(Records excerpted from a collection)
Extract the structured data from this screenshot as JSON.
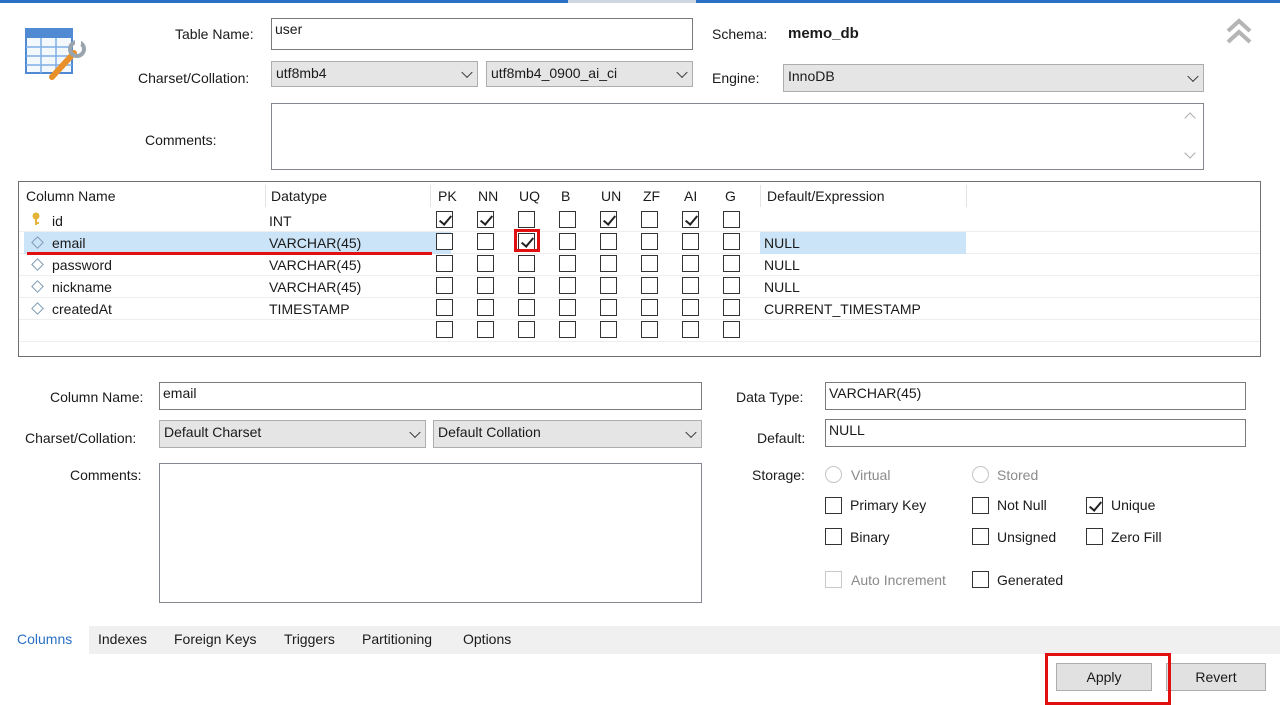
{
  "table": {
    "name_label": "Table Name:",
    "name_value": "user",
    "schema_label": "Schema:",
    "schema_value": "memo_db",
    "charset_label": "Charset/Collation:",
    "charset_value": "utf8mb4",
    "collation_value": "utf8mb4_0900_ai_ci",
    "engine_label": "Engine:",
    "engine_value": "InnoDB",
    "comments_label": "Comments:"
  },
  "grid": {
    "headers": [
      "Column Name",
      "Datatype",
      "PK",
      "NN",
      "UQ",
      "B",
      "UN",
      "ZF",
      "AI",
      "G",
      "Default/Expression"
    ],
    "rows": [
      {
        "name": "id",
        "type": "INT",
        "default": "",
        "flags": [
          true,
          true,
          false,
          false,
          true,
          false,
          true,
          false
        ]
      },
      {
        "name": "email",
        "type": "VARCHAR(45)",
        "default": "NULL",
        "flags": [
          false,
          false,
          true,
          false,
          false,
          false,
          false,
          false
        ]
      },
      {
        "name": "password",
        "type": "VARCHAR(45)",
        "default": "NULL",
        "flags": [
          false,
          false,
          false,
          false,
          false,
          false,
          false,
          false
        ]
      },
      {
        "name": "nickname",
        "type": "VARCHAR(45)",
        "default": "NULL",
        "flags": [
          false,
          false,
          false,
          false,
          false,
          false,
          false,
          false
        ]
      },
      {
        "name": "createdAt",
        "type": "TIMESTAMP",
        "default": "CURRENT_TIMESTAMP",
        "flags": [
          false,
          false,
          false,
          false,
          false,
          false,
          false,
          false
        ]
      }
    ]
  },
  "column": {
    "name_label": "Column Name:",
    "name_value": "email",
    "charset_label": "Charset/Collation:",
    "charset_value": "Default Charset",
    "collation_value": "Default Collation",
    "comments_label": "Comments:",
    "datatype_label": "Data Type:",
    "datatype_value": "VARCHAR(45)",
    "default_label": "Default:",
    "default_value": "NULL",
    "storage_label": "Storage:",
    "virtual_label": "Virtual",
    "stored_label": "Stored",
    "primary_key_label": "Primary Key",
    "not_null_label": "Not Null",
    "unique_label": "Unique",
    "binary_label": "Binary",
    "unsigned_label": "Unsigned",
    "zero_fill_label": "Zero Fill",
    "auto_increment_label": "Auto Increment",
    "generated_label": "Generated"
  },
  "tabs": [
    "Columns",
    "Indexes",
    "Foreign Keys",
    "Triggers",
    "Partitioning",
    "Options"
  ],
  "buttons": {
    "apply": "Apply",
    "revert": "Revert"
  },
  "colors": {
    "accent": "#2a71c6",
    "highlight": "#e01010",
    "selection": "#cce4f7"
  }
}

WRITTEN INSTRUCTION:
Set down the material above as is, without any pictures.

RESULT OF THE EXERCISE:
Extract the structured data from this screenshot as JSON.
{
  "table": {
    "name_label": "Table Name:",
    "name_value": "user",
    "schema_label": "Schema:",
    "schema_value": "memo_db",
    "charset_label": "Charset/Collation:",
    "charset_value": "utf8mb4",
    "collation_value": "utf8mb4_0900_ai_ci",
    "engine_label": "Engine:",
    "engine_value": "InnoDB",
    "comments_label": "Comments:"
  },
  "grid": {
    "headers": [
      "Column Name",
      "Datatype",
      "PK",
      "NN",
      "UQ",
      "B",
      "UN",
      "ZF",
      "AI",
      "G",
      "Default/Expression"
    ],
    "rows": [
      {
        "name": "id",
        "type": "INT",
        "default": "",
        "flags": [
          true,
          true,
          false,
          false,
          true,
          false,
          true,
          false
        ]
      },
      {
        "name": "email",
        "type": "VARCHAR(45)",
        "default": "NULL",
        "flags": [
          false,
          false,
          true,
          false,
          false,
          false,
          false,
          false
        ]
      },
      {
        "name": "password",
        "type": "VARCHAR(45)",
        "default": "NULL",
        "flags": [
          false,
          false,
          false,
          false,
          false,
          false,
          false,
          false
        ]
      },
      {
        "name": "nickname",
        "type": "VARCHAR(45)",
        "default": "NULL",
        "flags": [
          false,
          false,
          false,
          false,
          false,
          false,
          false,
          false
        ]
      },
      {
        "name": "createdAt",
        "type": "TIMESTAMP",
        "default": "CURRENT_TIMESTAMP",
        "flags": [
          false,
          false,
          false,
          false,
          false,
          false,
          false,
          false
        ]
      }
    ]
  },
  "column": {
    "name_label": "Column Name:",
    "name_value": "email",
    "charset_label": "Charset/Collation:",
    "charset_value": "Default Charset",
    "collation_value": "Default Collation",
    "comments_label": "Comments:",
    "datatype_label": "Data Type:",
    "datatype_value": "VARCHAR(45)",
    "default_label": "Default:",
    "default_value": "NULL",
    "storage_label": "Storage:",
    "virtual_label": "Virtual",
    "stored_label": "Stored",
    "primary_key_label": "Primary Key",
    "not_null_label": "Not Null",
    "unique_label": "Unique",
    "binary_label": "Binary",
    "unsigned_label": "Unsigned",
    "zero_fill_label": "Zero Fill",
    "auto_increment_label": "Auto Increment",
    "generated_label": "Generated"
  },
  "tabs": [
    "Columns",
    "Indexes",
    "Foreign Keys",
    "Triggers",
    "Partitioning",
    "Options"
  ],
  "buttons": {
    "apply": "Apply",
    "revert": "Revert"
  },
  "colors": {
    "accent": "#2a71c6",
    "highlight": "#e01010",
    "selection": "#cce4f7"
  }
}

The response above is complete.